### Data in this exercise
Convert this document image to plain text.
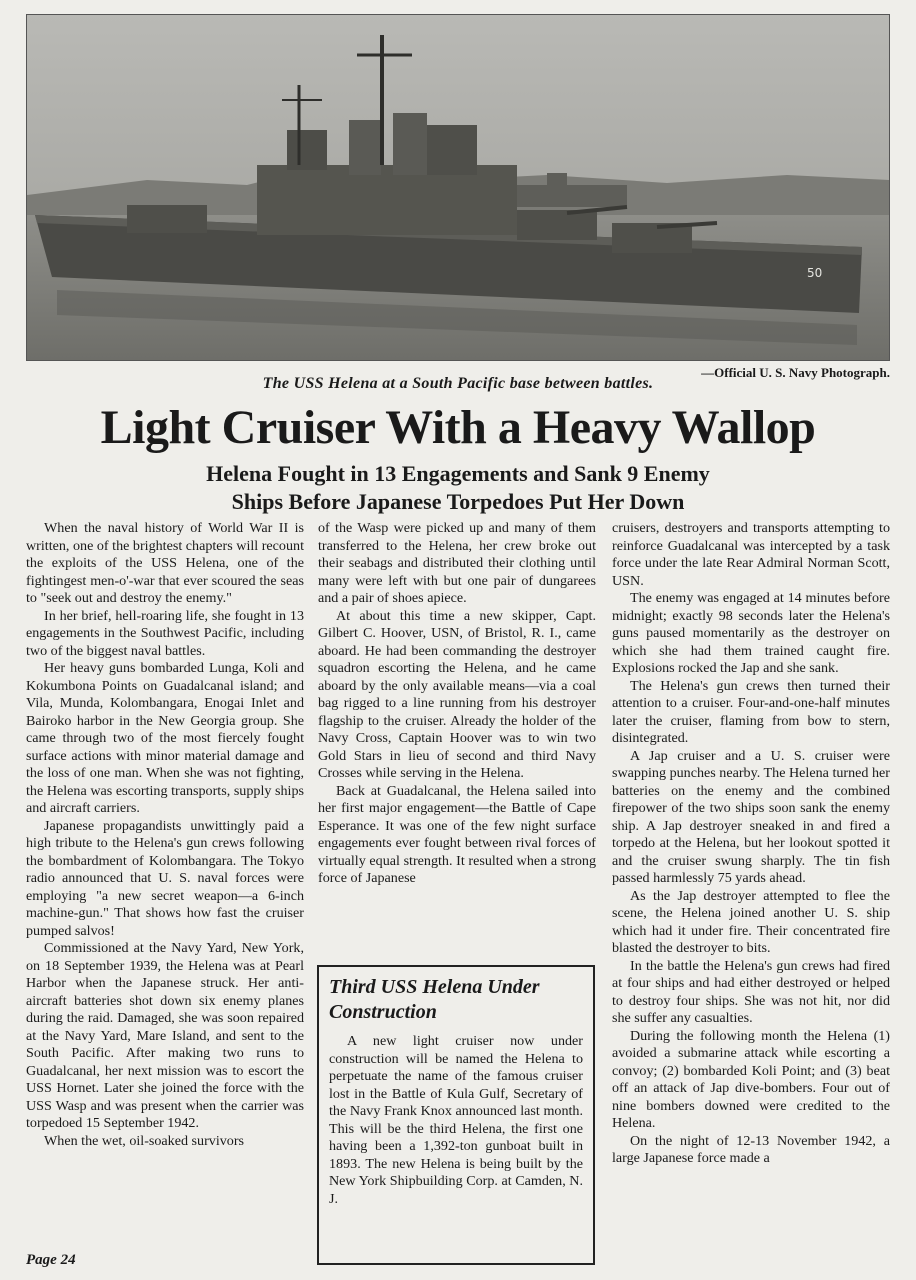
50
—Official U. S. Navy Photograph.
The USS Helena at a South Pacific base between battles.
Light Cruiser With a Heavy Wallop
Helena Fought in 13 Engagements and Sank 9 Enemy
Ships Before Japanese Torpedoes Put Her Down

When the naval history of World War II is written, one of the brightest chapters will recount the exploits of the USS Helena, one of the fightingest men-o'-war that ever scoured the seas to "seek out and destroy the enemy."

In her brief, hell-roaring life, she fought in 13 engagements in the Southwest Pacific, including two of the biggest naval battles.

Her heavy guns bombarded Lunga, Koli and Kokumbona Points on Guadalcanal island; and Vila, Munda, Kolombangara, Enogai Inlet and Bairoko harbor in the New Georgia group. She came through two of the most fiercely fought surface actions with minor material damage and the loss of one man. When she was not fighting, the Helena was escorting transports, supply ships and aircraft carriers.

Japanese propagandists unwittingly paid a high tribute to the Helena's gun crews following the bombardment of Kolombangara. The Tokyo radio announced that U. S. naval forces were employing "a new secret weapon—a 6-inch machine-gun." That shows how fast the cruiser pumped salvos!

Commissioned at the Navy Yard, New York, on 18 September 1939, the Helena was at Pearl Harbor when the Japanese struck. Her anti-aircraft batteries shot down six enemy planes during the raid. Damaged, she was soon repaired at the Navy Yard, Mare Island, and sent to the South Pacific. After making two runs to Guadalcanal, her next mission was to escort the USS Hornet. Later she joined the force with the USS Wasp and was present when the carrier was torpedoed 15 September 1942.

When the wet, oil-soaked survivors

of the Wasp were picked up and many of them transferred to the Helena, her crew broke out their seabags and distributed their clothing until many were left with but one pair of dungarees and a pair of shoes apiece.

At about this time a new skipper, Capt. Gilbert C. Hoover, USN, of Bristol, R. I., came aboard. He had been commanding the destroyer squadron escorting the Helena, and he came aboard by the only available means—via a coal bag rigged to a line running from his destroyer flagship to the cruiser. Already the holder of the Navy Cross, Captain Hoover was to win two Gold Stars in lieu of second and third Navy Crosses while serving in the Helena.

Back at Guadalcanal, the Helena sailed into her first major engagement—the Battle of Cape Esperance. It was one of the few night surface engagements ever fought between rival forces of virtually equal strength. It resulted when a strong force of Japanese

Third USS Helena Under Construction
A new light cruiser now under construction will be named the Helena to perpetuate the name of the famous cruiser lost in the Battle of Kula Gulf, Secretary of the Navy Frank Knox announced last month. This will be the third Helena, the first one having been a 1,392-ton gunboat built in 1893. The new Helena is being built by the New York Shipbuilding Corp. at Camden, N. J.

cruisers, destroyers and transports attempting to reinforce Guadalcanal was intercepted by a task force under the late Rear Admiral Norman Scott, USN.

The enemy was engaged at 14 minutes before midnight; exactly 98 seconds later the Helena's guns paused momentarily as the destroyer on which she had them trained caught fire. Explosions rocked the Jap and she sank.

The Helena's gun crews then turned their attention to a cruiser. Four-and-one-half minutes later the cruiser, flaming from bow to stern, disintegrated.

A Jap cruiser and a U. S. cruiser were swapping punches nearby. The Helena turned her batteries on the enemy and the combined firepower of the two ships soon sank the enemy ship. A Jap destroyer sneaked in and fired a torpedo at the Helena, but her lookout spotted it and the cruiser swung sharply. The tin fish passed harmlessly 75 yards ahead.

As the Jap destroyer attempted to flee the scene, the Helena joined another U. S. ship which had it under fire. Their concentrated fire blasted the destroyer to bits.

In the battle the Helena's gun crews had fired at four ships and had either destroyed or helped to destroy four ships. She was not hit, nor did she suffer any casualties.

During the following month the Helena (1) avoided a submarine attack while escorting a convoy; (2) bombarded Koli Point; and (3) beat off an attack of Jap dive-bombers. Four out of nine bombers downed were credited to the Helena.

On the night of 12-13 November 1942, a large Japanese force made a

Page 24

### What you need to do
Restate the listing above word for word, and skip the pictures.

### Output for this task
Convert this document image to plain text.
50
—Official U. S. Navy Photograph.
The USS Helena at a South Pacific base between battles.
Light Cruiser With a Heavy Wallop
Helena Fought in 13 Engagements and Sank 9 Enemy
Ships Before Japanese Torpedoes Put Her Down

When the naval history of World War II is written, one of the brightest chapters will recount the exploits of the USS Helena, one of the fightingest men-o'-war that ever scoured the seas to "seek out and destroy the enemy."

In her brief, hell-roaring life, she fought in 13 engagements in the Southwest Pacific, including two of the biggest naval battles.

Her heavy guns bombarded Lunga, Koli and Kokumbona Points on Guadalcanal island; and Vila, Munda, Kolombangara, Enogai Inlet and Bairoko harbor in the New Georgia group. She came through two of the most fiercely fought surface actions with minor material damage and the loss of one man. When she was not fighting, the Helena was escorting transports, supply ships and aircraft carriers.

Japanese propagandists unwittingly paid a high tribute to the Helena's gun crews following the bombardment of Kolombangara. The Tokyo radio announced that U. S. naval forces were employing "a new secret weapon—a 6-inch machine-gun." That shows how fast the cruiser pumped salvos!

Commissioned at the Navy Yard, New York, on 18 September 1939, the Helena was at Pearl Harbor when the Japanese struck. Her anti-aircraft batteries shot down six enemy planes during the raid. Damaged, she was soon repaired at the Navy Yard, Mare Island, and sent to the South Pacific. After making two runs to Guadalcanal, her next mission was to escort the USS Hornet. Later she joined the force with the USS Wasp and was present when the carrier was torpedoed 15 September 1942.

When the wet, oil-soaked survivors

of the Wasp were picked up and many of them transferred to the Helena, her crew broke out their seabags and distributed their clothing until many were left with but one pair of dungarees and a pair of shoes apiece.

At about this time a new skipper, Capt. Gilbert C. Hoover, USN, of Bristol, R. I., came aboard. He had been commanding the destroyer squadron escorting the Helena, and he came aboard by the only available means—via a coal bag rigged to a line running from his destroyer flagship to the cruiser. Already the holder of the Navy Cross, Captain Hoover was to win two Gold Stars in lieu of second and third Navy Crosses while serving in the Helena.

Back at Guadalcanal, the Helena sailed into her first major engagement—the Battle of Cape Esperance. It was one of the few night surface engagements ever fought between rival forces of virtually equal strength. It resulted when a strong force of Japanese

Third USS Helena Under Construction
A new light cruiser now under construction will be named the Helena to perpetuate the name of the famous cruiser lost in the Battle of Kula Gulf, Secretary of the Navy Frank Knox announced last month. This will be the third Helena, the first one having been a 1,392-ton gunboat built in 1893. The new Helena is being built by the New York Shipbuilding Corp. at Camden, N. J.

cruisers, destroyers and transports attempting to reinforce Guadalcanal was intercepted by a task force under the late Rear Admiral Norman Scott, USN.

The enemy was engaged at 14 minutes before midnight; exactly 98 seconds later the Helena's guns paused momentarily as the destroyer on which she had them trained caught fire. Explosions rocked the Jap and she sank.

The Helena's gun crews then turned their attention to a cruiser. Four-and-one-half minutes later the cruiser, flaming from bow to stern, disintegrated.

A Jap cruiser and a U. S. cruiser were swapping punches nearby. The Helena turned her batteries on the enemy and the combined firepower of the two ships soon sank the enemy ship. A Jap destroyer sneaked in and fired a torpedo at the Helena, but her lookout spotted it and the cruiser swung sharply. The tin fish passed harmlessly 75 yards ahead.

As the Jap destroyer attempted to flee the scene, the Helena joined another U. S. ship which had it under fire. Their concentrated fire blasted the destroyer to bits.

In the battle the Helena's gun crews had fired at four ships and had either destroyed or helped to destroy four ships. She was not hit, nor did she suffer any casualties.

During the following month the Helena (1) avoided a submarine attack while escorting a convoy; (2) bombarded Koli Point; and (3) beat off an attack of Jap dive-bombers. Four out of nine bombers downed were credited to the Helena.

On the night of 12-13 November 1942, a large Japanese force made a

Page 24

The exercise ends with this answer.